**Your goal**
Go through the entries below and count the lines holding the word "Veiða". Reply with only the number, please.

**Information shown**
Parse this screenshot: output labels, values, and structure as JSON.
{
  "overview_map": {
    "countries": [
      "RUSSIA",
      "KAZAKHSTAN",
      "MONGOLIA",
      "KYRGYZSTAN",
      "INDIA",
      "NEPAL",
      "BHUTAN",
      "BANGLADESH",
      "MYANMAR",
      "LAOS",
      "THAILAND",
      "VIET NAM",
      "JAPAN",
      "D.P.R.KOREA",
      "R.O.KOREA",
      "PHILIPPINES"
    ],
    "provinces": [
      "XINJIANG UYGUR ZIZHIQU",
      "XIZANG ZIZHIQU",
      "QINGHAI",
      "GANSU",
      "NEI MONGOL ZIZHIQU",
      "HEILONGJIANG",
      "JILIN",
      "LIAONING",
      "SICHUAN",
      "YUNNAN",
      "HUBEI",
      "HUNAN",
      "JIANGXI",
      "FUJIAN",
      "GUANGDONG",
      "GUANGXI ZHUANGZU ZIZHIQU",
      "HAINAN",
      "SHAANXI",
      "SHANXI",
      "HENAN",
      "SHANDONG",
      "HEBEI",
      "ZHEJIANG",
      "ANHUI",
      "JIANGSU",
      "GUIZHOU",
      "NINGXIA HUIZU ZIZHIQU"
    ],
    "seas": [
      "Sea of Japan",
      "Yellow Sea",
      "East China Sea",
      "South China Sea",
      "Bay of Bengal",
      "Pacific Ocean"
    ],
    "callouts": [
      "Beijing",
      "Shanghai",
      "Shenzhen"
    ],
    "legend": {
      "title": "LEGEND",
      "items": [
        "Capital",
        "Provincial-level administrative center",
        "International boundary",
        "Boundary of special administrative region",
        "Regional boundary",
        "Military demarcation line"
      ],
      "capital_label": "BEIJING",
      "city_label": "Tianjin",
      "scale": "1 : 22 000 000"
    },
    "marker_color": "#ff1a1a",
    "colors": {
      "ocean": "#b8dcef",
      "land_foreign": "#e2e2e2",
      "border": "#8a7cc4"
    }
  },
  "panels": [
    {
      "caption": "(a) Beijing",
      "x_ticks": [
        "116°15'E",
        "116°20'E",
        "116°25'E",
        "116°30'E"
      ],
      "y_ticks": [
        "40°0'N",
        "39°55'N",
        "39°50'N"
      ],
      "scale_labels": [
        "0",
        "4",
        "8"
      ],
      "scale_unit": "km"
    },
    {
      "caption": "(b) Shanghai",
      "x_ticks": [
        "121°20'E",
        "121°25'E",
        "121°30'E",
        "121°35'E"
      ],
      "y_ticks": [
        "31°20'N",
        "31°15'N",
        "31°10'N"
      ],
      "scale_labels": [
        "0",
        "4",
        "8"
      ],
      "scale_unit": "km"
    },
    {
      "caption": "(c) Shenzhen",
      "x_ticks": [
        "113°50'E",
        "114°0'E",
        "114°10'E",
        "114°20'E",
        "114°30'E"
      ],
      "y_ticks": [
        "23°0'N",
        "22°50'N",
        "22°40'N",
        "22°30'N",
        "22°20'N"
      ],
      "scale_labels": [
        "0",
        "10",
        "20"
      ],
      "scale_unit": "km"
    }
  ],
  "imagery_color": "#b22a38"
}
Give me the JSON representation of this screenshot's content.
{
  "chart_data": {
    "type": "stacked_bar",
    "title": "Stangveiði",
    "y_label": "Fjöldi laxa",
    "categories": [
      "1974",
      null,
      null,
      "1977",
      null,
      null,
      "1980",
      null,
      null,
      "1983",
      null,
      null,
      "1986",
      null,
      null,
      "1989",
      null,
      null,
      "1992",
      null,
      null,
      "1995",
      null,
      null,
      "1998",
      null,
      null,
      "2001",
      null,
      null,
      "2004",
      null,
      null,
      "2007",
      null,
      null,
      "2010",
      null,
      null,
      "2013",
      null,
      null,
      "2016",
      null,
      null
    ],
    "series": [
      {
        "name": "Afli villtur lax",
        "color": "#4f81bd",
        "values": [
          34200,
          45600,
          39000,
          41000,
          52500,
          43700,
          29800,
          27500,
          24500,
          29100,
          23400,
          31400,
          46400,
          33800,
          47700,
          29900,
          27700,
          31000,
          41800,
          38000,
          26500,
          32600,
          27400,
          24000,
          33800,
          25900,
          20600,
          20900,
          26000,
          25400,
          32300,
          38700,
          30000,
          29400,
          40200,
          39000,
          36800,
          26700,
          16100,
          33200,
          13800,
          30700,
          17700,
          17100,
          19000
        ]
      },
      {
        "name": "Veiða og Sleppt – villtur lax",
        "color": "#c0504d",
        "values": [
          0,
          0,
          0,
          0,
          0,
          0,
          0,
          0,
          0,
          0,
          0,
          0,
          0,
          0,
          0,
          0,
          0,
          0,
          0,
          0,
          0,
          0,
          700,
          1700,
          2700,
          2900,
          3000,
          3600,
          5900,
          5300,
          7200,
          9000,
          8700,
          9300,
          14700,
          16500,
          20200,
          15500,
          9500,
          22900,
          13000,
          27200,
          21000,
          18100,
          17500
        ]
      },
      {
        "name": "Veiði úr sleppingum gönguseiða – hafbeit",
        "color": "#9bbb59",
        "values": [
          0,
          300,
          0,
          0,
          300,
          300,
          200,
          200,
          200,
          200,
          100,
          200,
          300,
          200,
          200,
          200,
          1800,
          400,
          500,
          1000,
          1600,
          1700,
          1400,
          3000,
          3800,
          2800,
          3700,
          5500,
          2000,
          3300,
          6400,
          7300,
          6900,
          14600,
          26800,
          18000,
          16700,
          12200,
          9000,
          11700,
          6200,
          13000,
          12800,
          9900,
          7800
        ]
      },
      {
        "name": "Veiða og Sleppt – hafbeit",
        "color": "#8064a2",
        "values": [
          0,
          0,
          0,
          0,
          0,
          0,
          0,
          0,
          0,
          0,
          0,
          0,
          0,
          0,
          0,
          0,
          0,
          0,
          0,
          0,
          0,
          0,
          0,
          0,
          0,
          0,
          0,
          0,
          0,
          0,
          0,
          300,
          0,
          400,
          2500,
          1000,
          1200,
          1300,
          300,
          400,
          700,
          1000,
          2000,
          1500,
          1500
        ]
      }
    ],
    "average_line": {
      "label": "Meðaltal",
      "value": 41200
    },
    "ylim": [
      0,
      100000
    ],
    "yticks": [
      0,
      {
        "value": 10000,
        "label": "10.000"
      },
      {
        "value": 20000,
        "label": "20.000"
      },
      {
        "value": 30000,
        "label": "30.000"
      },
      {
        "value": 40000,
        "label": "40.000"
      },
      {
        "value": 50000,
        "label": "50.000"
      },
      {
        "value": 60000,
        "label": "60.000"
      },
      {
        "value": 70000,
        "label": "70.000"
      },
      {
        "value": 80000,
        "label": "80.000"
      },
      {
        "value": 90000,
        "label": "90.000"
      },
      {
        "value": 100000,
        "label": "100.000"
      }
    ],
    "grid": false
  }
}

**Output for this task**
2